## TASK DIRECTIONS:
Search the entries below. Return every line that has "title" in it.

--- Begin DATASET ROWS ---

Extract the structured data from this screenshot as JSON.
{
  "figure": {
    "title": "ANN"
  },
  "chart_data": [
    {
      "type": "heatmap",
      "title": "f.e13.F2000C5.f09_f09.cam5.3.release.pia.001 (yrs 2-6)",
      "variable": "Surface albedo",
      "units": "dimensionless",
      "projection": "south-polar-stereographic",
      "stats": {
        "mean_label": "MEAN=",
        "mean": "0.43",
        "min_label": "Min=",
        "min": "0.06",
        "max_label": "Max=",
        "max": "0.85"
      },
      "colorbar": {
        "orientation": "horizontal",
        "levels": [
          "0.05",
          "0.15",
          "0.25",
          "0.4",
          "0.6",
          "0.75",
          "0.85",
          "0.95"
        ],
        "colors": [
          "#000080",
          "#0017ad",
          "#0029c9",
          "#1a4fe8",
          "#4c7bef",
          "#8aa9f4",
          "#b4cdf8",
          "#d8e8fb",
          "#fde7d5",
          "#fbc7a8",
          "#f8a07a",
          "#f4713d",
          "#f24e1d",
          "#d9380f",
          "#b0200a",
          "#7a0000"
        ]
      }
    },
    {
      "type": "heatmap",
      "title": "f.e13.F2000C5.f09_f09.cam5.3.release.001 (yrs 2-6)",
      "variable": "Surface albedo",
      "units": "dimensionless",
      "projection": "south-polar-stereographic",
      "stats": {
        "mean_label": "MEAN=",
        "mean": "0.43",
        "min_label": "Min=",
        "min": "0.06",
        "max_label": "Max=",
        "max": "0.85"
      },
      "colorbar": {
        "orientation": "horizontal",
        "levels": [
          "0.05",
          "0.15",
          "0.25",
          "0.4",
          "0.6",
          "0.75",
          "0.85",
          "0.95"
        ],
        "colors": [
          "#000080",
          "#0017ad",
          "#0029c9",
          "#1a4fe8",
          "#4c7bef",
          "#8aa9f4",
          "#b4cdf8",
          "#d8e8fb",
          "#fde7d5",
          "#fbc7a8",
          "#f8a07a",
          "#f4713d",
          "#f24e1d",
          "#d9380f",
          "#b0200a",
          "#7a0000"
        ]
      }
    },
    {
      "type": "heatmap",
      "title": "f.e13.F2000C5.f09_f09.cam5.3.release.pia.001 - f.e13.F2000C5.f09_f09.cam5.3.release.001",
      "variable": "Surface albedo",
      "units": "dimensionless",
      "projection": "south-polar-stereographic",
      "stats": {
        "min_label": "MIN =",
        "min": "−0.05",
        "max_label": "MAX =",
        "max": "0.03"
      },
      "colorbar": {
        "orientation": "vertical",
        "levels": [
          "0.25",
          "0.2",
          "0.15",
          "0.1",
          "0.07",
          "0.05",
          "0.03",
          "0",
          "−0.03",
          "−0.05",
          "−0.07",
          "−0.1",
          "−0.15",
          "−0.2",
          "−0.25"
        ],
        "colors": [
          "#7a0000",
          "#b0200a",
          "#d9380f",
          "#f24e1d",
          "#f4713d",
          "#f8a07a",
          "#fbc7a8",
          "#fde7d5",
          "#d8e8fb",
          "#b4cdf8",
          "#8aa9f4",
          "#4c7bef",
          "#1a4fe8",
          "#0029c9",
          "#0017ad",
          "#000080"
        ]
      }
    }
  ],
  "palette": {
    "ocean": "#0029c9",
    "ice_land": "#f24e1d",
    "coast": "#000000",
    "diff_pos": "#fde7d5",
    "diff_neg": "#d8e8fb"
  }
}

--- End DATASET ROWS ---

## CORRECT RESULT:
    "title": "ANN"
      "title": "f.e13.F2000C5.f09_f09.cam5.3.release.pia.001 (yrs 2-6)",
      "title": "f.e13.F2000C5.f09_f09.cam5.3.release.001 (yrs 2-6)",
      "title": "f.e13.F2000C5.f09_f09.cam5.3.release.pia.001 - f.e13.F2000C5.f09_f09.cam5.3.release.001",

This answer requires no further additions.